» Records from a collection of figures
* * * *
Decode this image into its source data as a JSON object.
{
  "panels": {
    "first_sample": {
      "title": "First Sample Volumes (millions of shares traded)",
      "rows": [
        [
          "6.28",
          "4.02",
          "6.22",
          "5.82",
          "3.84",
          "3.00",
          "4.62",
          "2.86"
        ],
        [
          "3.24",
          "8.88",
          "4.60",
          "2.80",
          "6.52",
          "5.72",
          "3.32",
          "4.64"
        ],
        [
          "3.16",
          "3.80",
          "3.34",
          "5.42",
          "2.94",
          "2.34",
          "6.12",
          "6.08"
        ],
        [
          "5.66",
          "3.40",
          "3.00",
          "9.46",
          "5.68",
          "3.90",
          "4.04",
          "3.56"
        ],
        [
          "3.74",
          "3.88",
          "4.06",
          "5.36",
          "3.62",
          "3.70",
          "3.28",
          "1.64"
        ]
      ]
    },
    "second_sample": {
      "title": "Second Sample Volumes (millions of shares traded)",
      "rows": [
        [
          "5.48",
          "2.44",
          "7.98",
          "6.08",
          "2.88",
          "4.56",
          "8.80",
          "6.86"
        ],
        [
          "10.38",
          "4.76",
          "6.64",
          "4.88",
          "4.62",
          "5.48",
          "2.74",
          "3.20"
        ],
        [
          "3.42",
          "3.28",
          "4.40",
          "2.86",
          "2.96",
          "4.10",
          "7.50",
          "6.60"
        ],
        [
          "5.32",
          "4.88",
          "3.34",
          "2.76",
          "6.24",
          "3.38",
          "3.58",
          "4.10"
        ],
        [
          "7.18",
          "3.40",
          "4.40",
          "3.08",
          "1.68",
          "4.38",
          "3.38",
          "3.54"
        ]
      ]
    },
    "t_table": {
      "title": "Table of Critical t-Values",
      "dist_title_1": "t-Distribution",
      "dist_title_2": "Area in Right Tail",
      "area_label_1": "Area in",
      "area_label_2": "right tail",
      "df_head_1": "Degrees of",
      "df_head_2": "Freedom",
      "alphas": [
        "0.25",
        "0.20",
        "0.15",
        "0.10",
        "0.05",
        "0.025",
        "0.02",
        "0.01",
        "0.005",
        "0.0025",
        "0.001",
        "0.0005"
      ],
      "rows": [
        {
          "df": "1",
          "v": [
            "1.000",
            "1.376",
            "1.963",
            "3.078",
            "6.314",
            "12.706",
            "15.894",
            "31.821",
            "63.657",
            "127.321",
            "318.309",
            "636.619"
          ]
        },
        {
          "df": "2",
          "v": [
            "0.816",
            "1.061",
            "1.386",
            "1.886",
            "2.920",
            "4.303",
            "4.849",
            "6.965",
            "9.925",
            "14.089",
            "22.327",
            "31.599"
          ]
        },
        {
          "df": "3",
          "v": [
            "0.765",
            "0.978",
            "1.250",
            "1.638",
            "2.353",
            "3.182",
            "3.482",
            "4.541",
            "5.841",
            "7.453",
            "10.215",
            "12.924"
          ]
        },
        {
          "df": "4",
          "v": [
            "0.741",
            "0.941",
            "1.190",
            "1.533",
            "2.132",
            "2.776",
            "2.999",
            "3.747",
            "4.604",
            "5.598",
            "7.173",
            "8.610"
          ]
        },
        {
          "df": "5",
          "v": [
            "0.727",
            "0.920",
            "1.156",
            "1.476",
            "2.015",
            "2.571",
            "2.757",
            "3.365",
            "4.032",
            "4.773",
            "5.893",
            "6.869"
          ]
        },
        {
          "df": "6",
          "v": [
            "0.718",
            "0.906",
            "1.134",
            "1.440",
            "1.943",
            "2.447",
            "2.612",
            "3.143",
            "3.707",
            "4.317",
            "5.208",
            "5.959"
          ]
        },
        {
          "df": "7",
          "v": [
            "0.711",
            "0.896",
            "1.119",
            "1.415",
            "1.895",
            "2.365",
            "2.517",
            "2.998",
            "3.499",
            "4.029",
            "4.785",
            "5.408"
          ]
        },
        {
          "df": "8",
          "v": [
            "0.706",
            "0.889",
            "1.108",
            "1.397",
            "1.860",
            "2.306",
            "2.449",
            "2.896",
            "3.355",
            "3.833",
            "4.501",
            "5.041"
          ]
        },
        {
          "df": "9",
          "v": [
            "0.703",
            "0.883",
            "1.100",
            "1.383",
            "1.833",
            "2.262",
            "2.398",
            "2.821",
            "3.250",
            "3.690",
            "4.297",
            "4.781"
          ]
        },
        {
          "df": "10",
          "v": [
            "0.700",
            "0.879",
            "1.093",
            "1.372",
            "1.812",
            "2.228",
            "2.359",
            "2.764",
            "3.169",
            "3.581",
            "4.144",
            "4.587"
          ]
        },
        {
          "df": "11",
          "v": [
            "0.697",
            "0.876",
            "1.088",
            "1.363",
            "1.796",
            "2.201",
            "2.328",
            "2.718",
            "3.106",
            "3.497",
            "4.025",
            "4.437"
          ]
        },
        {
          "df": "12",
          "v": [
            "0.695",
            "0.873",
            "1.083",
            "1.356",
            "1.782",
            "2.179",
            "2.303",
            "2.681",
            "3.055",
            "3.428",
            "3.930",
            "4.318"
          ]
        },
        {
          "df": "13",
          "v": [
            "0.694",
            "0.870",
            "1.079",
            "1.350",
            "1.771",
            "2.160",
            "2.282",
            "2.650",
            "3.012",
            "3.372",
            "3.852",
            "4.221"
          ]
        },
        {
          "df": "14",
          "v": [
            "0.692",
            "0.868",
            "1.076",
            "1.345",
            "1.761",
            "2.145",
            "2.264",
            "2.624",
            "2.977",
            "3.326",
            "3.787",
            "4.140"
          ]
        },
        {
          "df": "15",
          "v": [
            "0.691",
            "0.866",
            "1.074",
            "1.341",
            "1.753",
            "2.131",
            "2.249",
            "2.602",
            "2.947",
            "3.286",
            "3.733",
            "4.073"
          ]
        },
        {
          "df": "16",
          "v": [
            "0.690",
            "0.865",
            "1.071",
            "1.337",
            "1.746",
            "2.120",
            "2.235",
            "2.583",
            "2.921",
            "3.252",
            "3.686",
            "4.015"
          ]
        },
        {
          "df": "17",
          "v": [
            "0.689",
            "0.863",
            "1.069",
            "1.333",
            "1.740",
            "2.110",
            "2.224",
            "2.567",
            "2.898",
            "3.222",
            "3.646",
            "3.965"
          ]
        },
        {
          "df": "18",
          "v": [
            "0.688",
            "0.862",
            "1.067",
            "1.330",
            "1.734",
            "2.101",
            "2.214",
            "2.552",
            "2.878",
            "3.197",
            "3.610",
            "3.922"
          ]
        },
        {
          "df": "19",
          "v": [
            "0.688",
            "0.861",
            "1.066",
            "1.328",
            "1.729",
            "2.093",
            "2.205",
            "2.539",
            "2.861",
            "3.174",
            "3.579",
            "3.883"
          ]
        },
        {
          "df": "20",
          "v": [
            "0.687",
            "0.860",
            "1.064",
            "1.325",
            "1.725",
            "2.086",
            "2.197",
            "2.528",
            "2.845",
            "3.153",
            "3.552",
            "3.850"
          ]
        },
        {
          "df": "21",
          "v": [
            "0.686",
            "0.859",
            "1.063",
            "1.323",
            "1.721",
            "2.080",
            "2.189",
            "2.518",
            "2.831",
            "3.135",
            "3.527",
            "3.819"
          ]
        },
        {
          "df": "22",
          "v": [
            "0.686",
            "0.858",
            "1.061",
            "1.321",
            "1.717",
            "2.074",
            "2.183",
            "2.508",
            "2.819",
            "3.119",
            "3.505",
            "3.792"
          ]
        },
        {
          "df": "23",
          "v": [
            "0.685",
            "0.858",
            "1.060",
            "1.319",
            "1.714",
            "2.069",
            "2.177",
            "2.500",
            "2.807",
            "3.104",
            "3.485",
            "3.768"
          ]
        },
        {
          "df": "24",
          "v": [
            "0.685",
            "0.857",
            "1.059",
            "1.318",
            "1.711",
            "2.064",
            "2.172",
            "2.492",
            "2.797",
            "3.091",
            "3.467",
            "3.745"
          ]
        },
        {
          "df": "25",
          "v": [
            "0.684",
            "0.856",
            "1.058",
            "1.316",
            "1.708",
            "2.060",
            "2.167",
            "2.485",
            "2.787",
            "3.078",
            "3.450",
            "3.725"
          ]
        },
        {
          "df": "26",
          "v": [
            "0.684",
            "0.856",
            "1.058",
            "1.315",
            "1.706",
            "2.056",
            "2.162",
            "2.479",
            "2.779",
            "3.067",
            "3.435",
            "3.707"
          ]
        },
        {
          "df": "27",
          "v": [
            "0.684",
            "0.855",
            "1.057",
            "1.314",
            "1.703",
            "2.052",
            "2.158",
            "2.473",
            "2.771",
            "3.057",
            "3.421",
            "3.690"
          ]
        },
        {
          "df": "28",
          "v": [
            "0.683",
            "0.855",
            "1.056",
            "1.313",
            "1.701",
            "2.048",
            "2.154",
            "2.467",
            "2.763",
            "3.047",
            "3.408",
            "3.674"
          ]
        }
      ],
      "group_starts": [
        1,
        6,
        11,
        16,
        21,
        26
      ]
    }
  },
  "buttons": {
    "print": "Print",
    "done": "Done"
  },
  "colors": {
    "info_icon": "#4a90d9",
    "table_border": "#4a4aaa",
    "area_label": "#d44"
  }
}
* * * *
» Goal
Return only the count of lines in the records that hold the word "traded".

» Result for this exercise
2